Items listed in a dataset:
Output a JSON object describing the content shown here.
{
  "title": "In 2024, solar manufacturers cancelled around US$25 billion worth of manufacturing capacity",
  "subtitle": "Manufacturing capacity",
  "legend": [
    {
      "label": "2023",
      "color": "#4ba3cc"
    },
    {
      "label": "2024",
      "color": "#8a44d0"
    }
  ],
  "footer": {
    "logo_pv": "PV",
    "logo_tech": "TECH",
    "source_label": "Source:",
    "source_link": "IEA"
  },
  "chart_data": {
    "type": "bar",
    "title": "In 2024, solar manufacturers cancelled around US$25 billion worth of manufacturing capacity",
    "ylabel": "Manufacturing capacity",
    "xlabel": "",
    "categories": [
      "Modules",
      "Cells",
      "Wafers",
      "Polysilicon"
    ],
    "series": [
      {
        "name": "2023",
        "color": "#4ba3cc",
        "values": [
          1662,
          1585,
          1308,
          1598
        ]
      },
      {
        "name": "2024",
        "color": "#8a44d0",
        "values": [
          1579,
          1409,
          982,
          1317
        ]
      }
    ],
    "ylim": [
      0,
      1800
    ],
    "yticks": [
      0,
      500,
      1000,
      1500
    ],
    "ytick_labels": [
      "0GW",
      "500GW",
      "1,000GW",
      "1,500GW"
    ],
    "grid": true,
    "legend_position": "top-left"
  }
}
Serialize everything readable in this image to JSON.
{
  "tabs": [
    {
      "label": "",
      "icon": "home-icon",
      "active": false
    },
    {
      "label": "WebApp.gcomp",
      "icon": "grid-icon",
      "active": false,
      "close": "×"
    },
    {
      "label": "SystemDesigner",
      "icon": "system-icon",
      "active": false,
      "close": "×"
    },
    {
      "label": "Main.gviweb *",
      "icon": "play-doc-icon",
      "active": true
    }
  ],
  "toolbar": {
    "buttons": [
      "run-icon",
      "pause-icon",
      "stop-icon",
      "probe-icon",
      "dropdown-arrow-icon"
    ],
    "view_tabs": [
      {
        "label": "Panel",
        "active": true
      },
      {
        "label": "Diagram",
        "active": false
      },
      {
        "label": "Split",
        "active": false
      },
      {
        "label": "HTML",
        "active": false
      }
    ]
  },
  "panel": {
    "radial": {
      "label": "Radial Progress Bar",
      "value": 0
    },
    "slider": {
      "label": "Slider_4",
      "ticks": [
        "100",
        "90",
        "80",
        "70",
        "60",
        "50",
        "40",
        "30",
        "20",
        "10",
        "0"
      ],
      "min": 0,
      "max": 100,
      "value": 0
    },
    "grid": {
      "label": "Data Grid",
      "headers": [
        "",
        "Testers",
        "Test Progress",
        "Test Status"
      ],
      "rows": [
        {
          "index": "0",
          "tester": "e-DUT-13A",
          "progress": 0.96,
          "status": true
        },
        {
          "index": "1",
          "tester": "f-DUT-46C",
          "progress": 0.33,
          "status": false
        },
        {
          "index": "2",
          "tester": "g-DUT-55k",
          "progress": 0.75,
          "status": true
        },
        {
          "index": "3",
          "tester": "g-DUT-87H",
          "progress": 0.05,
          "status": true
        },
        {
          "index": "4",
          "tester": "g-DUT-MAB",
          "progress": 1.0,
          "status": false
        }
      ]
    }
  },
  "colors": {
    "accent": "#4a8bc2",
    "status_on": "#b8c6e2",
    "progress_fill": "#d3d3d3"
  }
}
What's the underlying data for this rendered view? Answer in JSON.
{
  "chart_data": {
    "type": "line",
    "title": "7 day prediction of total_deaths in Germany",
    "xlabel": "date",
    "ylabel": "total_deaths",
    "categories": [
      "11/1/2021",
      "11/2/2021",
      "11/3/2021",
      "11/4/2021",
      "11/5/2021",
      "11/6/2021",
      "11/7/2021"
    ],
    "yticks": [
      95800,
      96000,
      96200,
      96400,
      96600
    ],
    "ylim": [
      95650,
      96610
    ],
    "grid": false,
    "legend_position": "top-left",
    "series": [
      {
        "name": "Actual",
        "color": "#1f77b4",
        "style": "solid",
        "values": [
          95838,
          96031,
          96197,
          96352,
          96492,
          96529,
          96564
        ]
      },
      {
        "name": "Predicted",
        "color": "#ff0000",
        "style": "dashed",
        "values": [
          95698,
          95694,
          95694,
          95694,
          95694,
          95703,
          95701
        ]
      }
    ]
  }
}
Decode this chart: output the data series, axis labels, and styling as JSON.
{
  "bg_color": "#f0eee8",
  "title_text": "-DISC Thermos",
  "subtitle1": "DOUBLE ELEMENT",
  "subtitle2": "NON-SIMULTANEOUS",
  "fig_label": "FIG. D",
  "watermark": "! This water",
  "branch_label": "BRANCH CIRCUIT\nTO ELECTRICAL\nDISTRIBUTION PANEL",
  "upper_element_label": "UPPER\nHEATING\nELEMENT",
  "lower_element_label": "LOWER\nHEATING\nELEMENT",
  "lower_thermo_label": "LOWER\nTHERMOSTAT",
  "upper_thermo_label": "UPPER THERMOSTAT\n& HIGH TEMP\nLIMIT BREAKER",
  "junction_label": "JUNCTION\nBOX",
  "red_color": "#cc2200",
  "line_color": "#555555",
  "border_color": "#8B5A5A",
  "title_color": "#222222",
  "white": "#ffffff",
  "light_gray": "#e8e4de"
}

▶ _Request_: Quote each line of the data above exactly as written.

▶ _Exercise response_:
Output a JSON object describing the content shown here.
{
  "title": "In 2024, solar manufacturers cancelled around US$25 billion worth of manufacturing capacity",
  "subtitle": "Manufacturing capacity",
  "legend": [
    {
      "label": "2023",
      "color": "#4ba3cc"
    },
    {
      "label": "2024",
      "color": "#8a44d0"
    }
  ],
  "footer": {
    "logo_pv": "PV",
    "logo_tech": "TECH",
    "source_label": "Source:",
    "source_link": "IEA"
  },
  "chart_data": {
    "type": "bar",
    "title": "In 2024, solar manufacturers cancelled around US$25 billion worth of manufacturing capacity",
    "ylabel": "Manufacturing capacity",
    "xlabel": "",
    "categories": [
      "Modules",
      "Cells",
      "Wafers",
      "Polysilicon"
    ],
    "series": [
      {
        "name": "2023",
        "color": "#4ba3cc",
        "values": [
          1662,
          1585,
          1308,
          1598
        ]
      },
      {
        "name": "2024",
        "color": "#8a44d0",
        "values": [
          1579,
          1409,
          982,
          1317
        ]
      }
    ],
    "ylim": [
      0,
      1800
    ],
    "yticks": [
      0,
      500,
      1000,
      1500
    ],
    "ytick_labels": [
      "0GW",
      "500GW",
      "1,000GW",
      "1,500GW"
    ],
    "grid": true,
    "legend_position": "top-left"
  }
}
Serialize everything readable in this image to JSON.
{
  "tabs": [
    {
      "label": "",
      "icon": "home-icon",
      "active": false
    },
    {
      "label": "WebApp.gcomp",
      "icon": "grid-icon",
      "active": false,
      "close": "×"
    },
    {
      "label": "SystemDesigner",
      "icon": "system-icon",
      "active": false,
      "close": "×"
    },
    {
      "label": "Main.gviweb *",
      "icon": "play-doc-icon",
      "active": true
    }
  ],
  "toolbar": {
    "buttons": [
      "run-icon",
      "pause-icon",
      "stop-icon",
      "probe-icon",
      "dropdown-arrow-icon"
    ],
    "view_tabs": [
      {
        "label": "Panel",
        "active": true
      },
      {
        "label": "Diagram",
        "active": false
      },
      {
        "label": "Split",
        "active": false
      },
      {
        "label": "HTML",
        "active": false
      }
    ]
  },
  "panel": {
    "radial": {
      "label": "Radial Progress Bar",
      "value": 0
    },
    "slider": {
      "label": "Slider_4",
      "ticks": [
        "100",
        "90",
        "80",
        "70",
        "60",
        "50",
        "40",
        "30",
        "20",
        "10",
        "0"
      ],
      "min": 0,
      "max": 100,
      "value": 0
    },
    "grid": {
      "label": "Data Grid",
      "headers": [
        "",
        "Testers",
        "Test Progress",
        "Test Status"
      ],
      "rows": [
        {
          "index": "0",
          "tester": "e-DUT-13A",
          "progress": 0.96,
          "status": true
        },
        {
          "index": "1",
          "tester": "f-DUT-46C",
          "progress": 0.33,
          "status": false
        },
        {
          "index": "2",
          "tester": "g-DUT-55k",
          "progress": 0.75,
          "status": true
        },
        {
          "index": "3",
          "tester": "g-DUT-87H",
          "progress": 0.05,
          "status": true
        },
        {
          "index": "4",
          "tester": "g-DUT-MAB",
          "progress": 1.0,
          "status": false
        }
      ]
    }
  },
  "colors": {
    "accent": "#4a8bc2",
    "status_on": "#b8c6e2",
    "progress_fill": "#d3d3d3"
  }
}
What's the underlying data for this rendered view? Answer in JSON.
{
  "chart_data": {
    "type": "line",
    "title": "7 day prediction of total_deaths in Germany",
    "xlabel": "date",
    "ylabel": "total_deaths",
    "categories": [
      "11/1/2021",
      "11/2/2021",
      "11/3/2021",
      "11/4/2021",
      "11/5/2021",
      "11/6/2021",
      "11/7/2021"
    ],
    "yticks": [
      95800,
      96000,
      96200,
      96400,
      96600
    ],
    "ylim": [
      95650,
      96610
    ],
    "grid": false,
    "legend_position": "top-left",
    "series": [
      {
        "name": "Actual",
        "color": "#1f77b4",
        "style": "solid",
        "values": [
          95838,
          96031,
          96197,
          96352,
          96492,
          96529,
          96564
        ]
      },
      {
        "name": "Predicted",
        "color": "#ff0000",
        "style": "dashed",
        "values": [
          95698,
          95694,
          95694,
          95694,
          95694,
          95703,
          95701
        ]
      }
    ]
  }
}
Decode this chart: output the data series, axis labels, and styling as JSON.
{
  "bg_color": "#f0eee8",
  "title_text": "-DISC Thermos",
  "subtitle1": "DOUBLE ELEMENT",
  "subtitle2": "NON-SIMULTANEOUS",
  "fig_label": "FIG. D",
  "watermark": "! This water",
  "branch_label": "BRANCH CIRCUIT\nTO ELECTRICAL\nDISTRIBUTION PANEL",
  "upper_element_label": "UPPER\nHEATING\nELEMENT",
  "lower_element_label": "LOWER\nHEATING\nELEMENT",
  "lower_thermo_label": "LOWER\nTHERMOSTAT",
  "upper_thermo_label": "UPPER THERMOSTAT\n& HIGH TEMP\nLIMIT BREAKER",
  "junction_label": "JUNCTION\nBOX",
  "red_color": "#cc2200",
  "line_color": "#555555",
  "border_color": "#8B5A5A",
  "title_color": "#222222",
  "white": "#ffffff",
  "light_gray": "#e8e4de"
}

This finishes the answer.